-- BEGIN Data records --

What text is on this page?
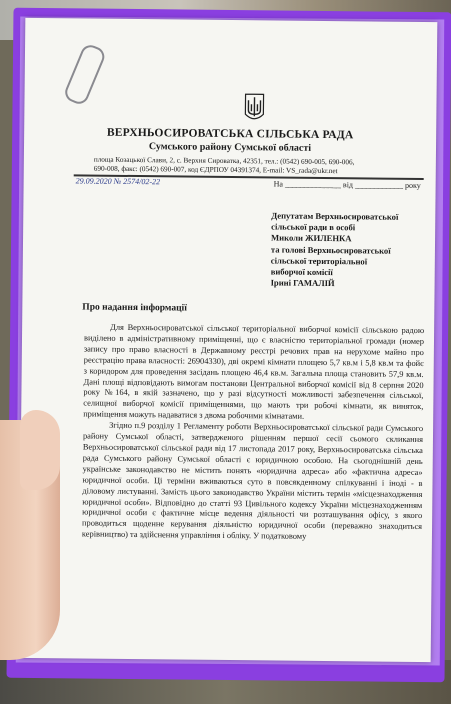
ВЕРХНЬОСИРОВАТСЬКА СІЛЬСЬКА РАДА
Сумського району Сумської області
площа Козацької Слави, 2, с. Верхня Сироватка, 42351, тел.: (0542) 690-005, 690-006,
690-008, факс: (0542) 690-007, код ЄДРПОУ 04391374, E-mail: VS_rada@ukr.net
29.09.2020 № 2574/02-22	На ______________ від ____________ року
Депутатам Верхньосироватської
сільської ради в особі
Миколи ЖИЛЕНКА
та голові Верхньосироватської
сільської територіальної
виборчої комісії
Ірині ГАМАЛІЙ
Про надання інформації

Для Верхньосироватської сільської територіальної виборчої комісії сільською радою виділено в адміністративному приміщенні, що є власністю територіальної громади (номер запису про право власності в Державному реєстрі речових прав на нерухоме майно про реєстрацію права власності: 26904330), дві окремі кімнати площею 5,7 кв.м і 5,8 кв.м та фойє з коридором для проведення засідань площею 46,4 кв.м. Загальна площа становить 57,9 кв.м. Дані площі відповідають вимогам постанови Центральної виборчої комісії від 8 серпня 2020 року №164, в якій зазначено, що у разі відсутності можливості забезпечення сільської, селищної виборчої комісії приміщеннями, що мають три робочі кімнати, як виняток, приміщення можуть надаватися з двома робочими кімнатами.

Згідно п.9 розділу 1 Регламенту роботи Верхньосироватської сільської ради Сумського району Сумської області, затвердженого рішенням першої сесії сьомого скликання Верхньосироватської сільської ради від 17 листопада 2017 року, Верхньосироватська сільська рада Сумського району Сумської області є юридичною особою. На сьогоднішній день українське законодавство не містить понять «юридична адреса» або «фактична адреса» юридичної особи. Ці терміни вживаються суто в повсякденному спілкуванні і іноді - в діловому листуванні. Замість цього законодавство України містить термін «місцезнаходження юридичної особи». Відповідно до статті 93 Цивільного кодексу України місцезнаходженням юридичної особи є фактичне місце ведення діяльності чи розташування офісу, з якого проводиться щоденне керування діяльністю юридичної особи (переважно знаходиться керівництво) та здійснення управління і обліку. У податковому
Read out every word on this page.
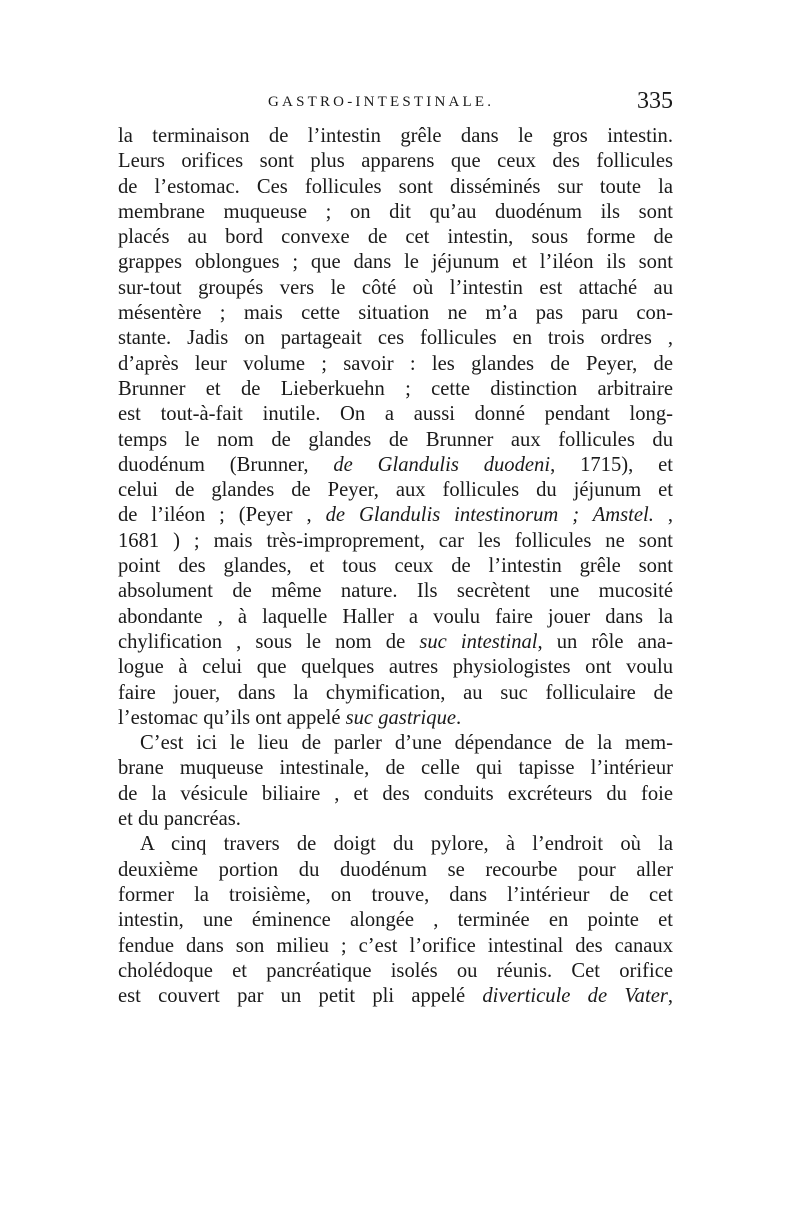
GASTRO-INTESTINALE.	335
la terminaison de l’intestin grêle dans le gros intestin.
Leurs orifices sont plus apparens que ceux des follicules
de l’estomac. Ces follicules sont disséminés sur toute la
membrane muqueuse ; on dit qu’au duodénum ils sont
placés au bord convexe de cet intestin, sous forme de
grappes oblongues ; que dans le jéjunum et l’iléon ils sont
sur-tout groupés vers le côté où l’intestin est attaché au
mésentère ; mais cette situation ne m’a pas paru con-
stante. Jadis on partageait ces follicules en trois ordres ,
d’après leur volume ; savoir : les glandes de Peyer, de
Brunner et de Lieberkuehn ; cette distinction arbitraire
est tout-à-fait inutile. On a aussi donné pendant long-
temps le nom de glandes de Brunner aux follicules du
duodénum (Brunner, de Glandulis duodeni, 1715), et
celui de glandes de Peyer, aux follicules du jéjunum et
de l’iléon ; (Peyer , de Glandulis intestinorum ; Amstel. ,
1681 ) ; mais très-improprement, car les follicules ne sont
point des glandes, et tous ceux de l’intestin grêle sont
absolument de même nature. Ils secrètent une mucosité
abondante , à laquelle Haller a voulu faire jouer dans la
chylification , sous le nom de suc intestinal, un rôle ana-
logue à celui que quelques autres physiologistes ont voulu
faire jouer, dans la chymification, au suc folliculaire de
l’estomac qu’ils ont appelé suc gastrique.
C’est ici le lieu de parler d’une dépendance de la mem-
brane muqueuse intestinale, de celle qui tapisse l’intérieur
de la vésicule biliaire , et des conduits excréteurs du foie
et du pancréas.
A cinq travers de doigt du pylore, à l’endroit où la
deuxième portion du duodénum se recourbe pour aller
former la troisième, on trouve, dans l’intérieur de cet
intestin, une éminence alongée , terminée en pointe et
fendue dans son milieu ; c’est l’orifice intestinal des canaux
cholédoque et pancréatique isolés ou réunis. Cet orifice
est couvert par un petit pli appelé diverticule de Vater,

-- END Data records --

--- Directions for this task ---
Reply with nothing except the number of lines in the listing above that include the string "muqueuse".

--- Complete output ---
2